» **What is asked**: Your task is to repeat the entries underneath exactly, minus the pictures.

» **Exercise materials**:
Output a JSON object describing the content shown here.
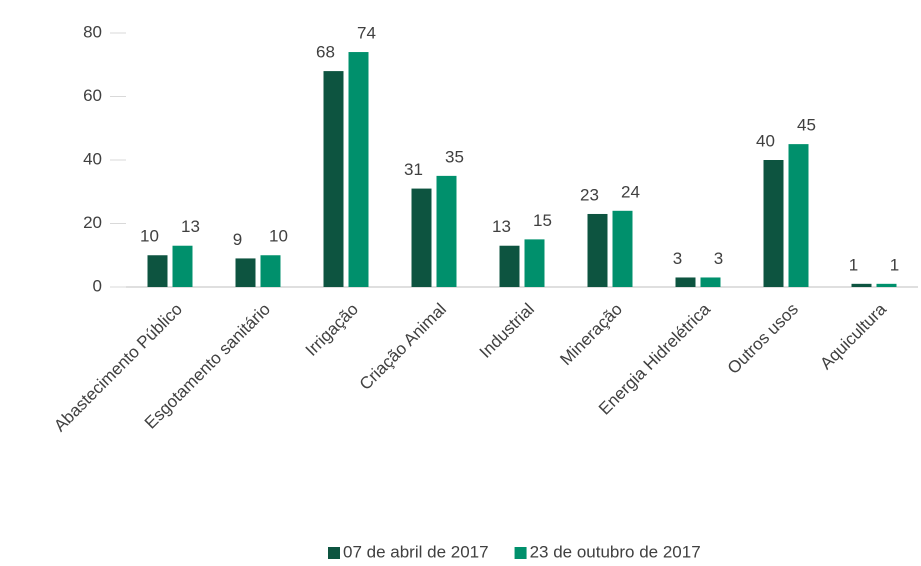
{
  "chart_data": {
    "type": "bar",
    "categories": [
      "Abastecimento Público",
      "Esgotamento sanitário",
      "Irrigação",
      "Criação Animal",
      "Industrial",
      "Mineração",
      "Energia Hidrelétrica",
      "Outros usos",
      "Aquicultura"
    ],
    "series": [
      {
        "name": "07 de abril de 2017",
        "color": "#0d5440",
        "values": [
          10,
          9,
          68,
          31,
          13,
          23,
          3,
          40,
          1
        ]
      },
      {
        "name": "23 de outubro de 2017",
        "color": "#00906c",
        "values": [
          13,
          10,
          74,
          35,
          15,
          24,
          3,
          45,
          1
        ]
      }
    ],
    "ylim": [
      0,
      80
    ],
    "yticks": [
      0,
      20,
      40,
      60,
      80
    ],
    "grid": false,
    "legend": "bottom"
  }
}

» **Written solution**:
Output a JSON object describing the content shown here.
{
  "chart_data": {
    "type": "bar",
    "categories": [
      "Abastecimento Público",
      "Esgotamento sanitário",
      "Irrigação",
      "Criação Animal",
      "Industrial",
      "Mineração",
      "Energia Hidrelétrica",
      "Outros usos",
      "Aquicultura"
    ],
    "series": [
      {
        "name": "07 de abril de 2017",
        "color": "#0d5440",
        "values": [
          10,
          9,
          68,
          31,
          13,
          23,
          3,
          40,
          1
        ]
      },
      {
        "name": "23 de outubro de 2017",
        "color": "#00906c",
        "values": [
          13,
          10,
          74,
          35,
          15,
          24,
          3,
          45,
          1
        ]
      }
    ],
    "ylim": [
      0,
      80
    ],
    "yticks": [
      0,
      20,
      40,
      60,
      80
    ],
    "grid": false,
    "legend": "bottom"
  }
}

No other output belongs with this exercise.